Task directions: Print out each entry below exactly, please.
>> Begin Data for this task
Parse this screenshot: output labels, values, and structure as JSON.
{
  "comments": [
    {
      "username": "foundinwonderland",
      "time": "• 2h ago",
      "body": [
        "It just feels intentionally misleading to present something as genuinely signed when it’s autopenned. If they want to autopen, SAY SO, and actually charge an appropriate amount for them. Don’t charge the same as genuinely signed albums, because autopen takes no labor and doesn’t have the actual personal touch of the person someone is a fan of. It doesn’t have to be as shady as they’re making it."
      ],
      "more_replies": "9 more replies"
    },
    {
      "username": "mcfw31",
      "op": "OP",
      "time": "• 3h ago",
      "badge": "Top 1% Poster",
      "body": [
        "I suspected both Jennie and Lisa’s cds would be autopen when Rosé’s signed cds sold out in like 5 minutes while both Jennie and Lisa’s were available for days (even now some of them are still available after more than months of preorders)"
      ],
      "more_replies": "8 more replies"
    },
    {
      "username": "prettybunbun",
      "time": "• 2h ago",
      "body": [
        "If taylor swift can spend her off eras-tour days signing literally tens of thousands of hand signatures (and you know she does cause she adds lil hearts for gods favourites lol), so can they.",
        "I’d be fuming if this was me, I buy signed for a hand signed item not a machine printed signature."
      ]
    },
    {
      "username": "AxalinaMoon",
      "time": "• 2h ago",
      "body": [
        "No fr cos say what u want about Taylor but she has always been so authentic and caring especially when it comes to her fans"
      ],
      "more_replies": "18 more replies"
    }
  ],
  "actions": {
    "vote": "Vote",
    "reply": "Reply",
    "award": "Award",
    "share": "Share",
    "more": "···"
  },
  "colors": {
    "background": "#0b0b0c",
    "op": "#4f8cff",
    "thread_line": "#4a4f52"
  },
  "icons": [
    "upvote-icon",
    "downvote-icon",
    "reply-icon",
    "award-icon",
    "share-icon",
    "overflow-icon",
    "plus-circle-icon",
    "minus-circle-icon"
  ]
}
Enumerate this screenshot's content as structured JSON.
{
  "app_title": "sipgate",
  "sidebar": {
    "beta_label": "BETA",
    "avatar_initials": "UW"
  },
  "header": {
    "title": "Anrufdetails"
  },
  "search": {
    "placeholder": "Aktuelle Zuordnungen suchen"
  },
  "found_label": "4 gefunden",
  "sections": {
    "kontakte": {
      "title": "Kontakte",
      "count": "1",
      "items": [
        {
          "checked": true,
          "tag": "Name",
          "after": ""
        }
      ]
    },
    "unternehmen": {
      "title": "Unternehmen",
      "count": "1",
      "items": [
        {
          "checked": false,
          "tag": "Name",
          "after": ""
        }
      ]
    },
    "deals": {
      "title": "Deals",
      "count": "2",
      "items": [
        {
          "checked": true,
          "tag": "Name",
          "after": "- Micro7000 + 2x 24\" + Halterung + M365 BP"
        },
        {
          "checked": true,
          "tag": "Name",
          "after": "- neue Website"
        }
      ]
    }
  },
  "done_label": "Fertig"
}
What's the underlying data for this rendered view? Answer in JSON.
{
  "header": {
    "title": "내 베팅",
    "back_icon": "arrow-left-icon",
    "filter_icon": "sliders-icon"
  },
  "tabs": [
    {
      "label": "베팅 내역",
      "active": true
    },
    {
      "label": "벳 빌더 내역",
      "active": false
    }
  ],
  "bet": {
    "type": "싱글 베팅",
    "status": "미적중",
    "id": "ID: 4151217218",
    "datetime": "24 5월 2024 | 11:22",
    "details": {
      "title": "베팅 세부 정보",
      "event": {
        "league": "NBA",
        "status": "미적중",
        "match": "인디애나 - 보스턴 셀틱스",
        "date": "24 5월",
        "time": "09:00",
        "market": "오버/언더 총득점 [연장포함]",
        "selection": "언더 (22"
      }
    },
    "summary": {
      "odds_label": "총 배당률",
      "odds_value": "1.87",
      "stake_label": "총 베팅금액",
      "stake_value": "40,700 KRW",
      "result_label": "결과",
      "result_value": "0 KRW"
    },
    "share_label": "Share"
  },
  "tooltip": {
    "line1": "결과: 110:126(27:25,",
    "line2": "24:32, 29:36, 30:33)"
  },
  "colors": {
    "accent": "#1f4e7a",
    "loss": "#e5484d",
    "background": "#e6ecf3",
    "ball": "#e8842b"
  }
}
>> End Data for this task
Worked solution:
Parse this screenshot: output labels, values, and structure as JSON.
{
  "comments": [
    {
      "username": "foundinwonderland",
      "time": "• 2h ago",
      "body": [
        "It just feels intentionally misleading to present something as genuinely signed when it’s autopenned. If they want to autopen, SAY SO, and actually charge an appropriate amount for them. Don’t charge the same as genuinely signed albums, because autopen takes no labor and doesn’t have the actual personal touch of the person someone is a fan of. It doesn’t have to be as shady as they’re making it."
      ],
      "more_replies": "9 more replies"
    },
    {
      "username": "mcfw31",
      "op": "OP",
      "time": "• 3h ago",
      "badge": "Top 1% Poster",
      "body": [
        "I suspected both Jennie and Lisa’s cds would be autopen when Rosé’s signed cds sold out in like 5 minutes while both Jennie and Lisa’s were available for days (even now some of them are still available after more than months of preorders)"
      ],
      "more_replies": "8 more replies"
    },
    {
      "username": "prettybunbun",
      "time": "• 2h ago",
      "body": [
        "If taylor swift can spend her off eras-tour days signing literally tens of thousands of hand signatures (and you know she does cause she adds lil hearts for gods favourites lol), so can they.",
        "I’d be fuming if this was me, I buy signed for a hand signed item not a machine printed signature."
      ]
    },
    {
      "username": "AxalinaMoon",
      "time": "• 2h ago",
      "body": [
        "No fr cos say what u want about Taylor but she has always been so authentic and caring especially when it comes to her fans"
      ],
      "more_replies": "18 more replies"
    }
  ],
  "actions": {
    "vote": "Vote",
    "reply": "Reply",
    "award": "Award",
    "share": "Share",
    "more": "···"
  },
  "colors": {
    "background": "#0b0b0c",
    "op": "#4f8cff",
    "thread_line": "#4a4f52"
  },
  "icons": [
    "upvote-icon",
    "downvote-icon",
    "reply-icon",
    "award-icon",
    "share-icon",
    "overflow-icon",
    "plus-circle-icon",
    "minus-circle-icon"
  ]
}
Enumerate this screenshot's content as structured JSON.
{
  "app_title": "sipgate",
  "sidebar": {
    "beta_label": "BETA",
    "avatar_initials": "UW"
  },
  "header": {
    "title": "Anrufdetails"
  },
  "search": {
    "placeholder": "Aktuelle Zuordnungen suchen"
  },
  "found_label": "4 gefunden",
  "sections": {
    "kontakte": {
      "title": "Kontakte",
      "count": "1",
      "items": [
        {
          "checked": true,
          "tag": "Name",
          "after": ""
        }
      ]
    },
    "unternehmen": {
      "title": "Unternehmen",
      "count": "1",
      "items": [
        {
          "checked": false,
          "tag": "Name",
          "after": ""
        }
      ]
    },
    "deals": {
      "title": "Deals",
      "count": "2",
      "items": [
        {
          "checked": true,
          "tag": "Name",
          "after": "- Micro7000 + 2x 24\" + Halterung + M365 BP"
        },
        {
          "checked": true,
          "tag": "Name",
          "after": "- neue Website"
        }
      ]
    }
  },
  "done_label": "Fertig"
}
What's the underlying data for this rendered view? Answer in JSON.
{
  "header": {
    "title": "내 베팅",
    "back_icon": "arrow-left-icon",
    "filter_icon": "sliders-icon"
  },
  "tabs": [
    {
      "label": "베팅 내역",
      "active": true
    },
    {
      "label": "벳 빌더 내역",
      "active": false
    }
  ],
  "bet": {
    "type": "싱글 베팅",
    "status": "미적중",
    "id": "ID: 4151217218",
    "datetime": "24 5월 2024 | 11:22",
    "details": {
      "title": "베팅 세부 정보",
      "event": {
        "league": "NBA",
        "status": "미적중",
        "match": "인디애나 - 보스턴 셀틱스",
        "date": "24 5월",
        "time": "09:00",
        "market": "오버/언더 총득점 [연장포함]",
        "selection": "언더 (22"
      }
    },
    "summary": {
      "odds_label": "총 배당률",
      "odds_value": "1.87",
      "stake_label": "총 베팅금액",
      "stake_value": "40,700 KRW",
      "result_label": "결과",
      "result_value": "0 KRW"
    },
    "share_label": "Share"
  },
  "tooltip": {
    "line1": "결과: 110:126(27:25,",
    "line2": "24:32, 29:36, 30:33)"
  },
  "colors": {
    "accent": "#1f4e7a",
    "loss": "#e5484d",
    "background": "#e6ecf3",
    "ball": "#e8842b"
  }
}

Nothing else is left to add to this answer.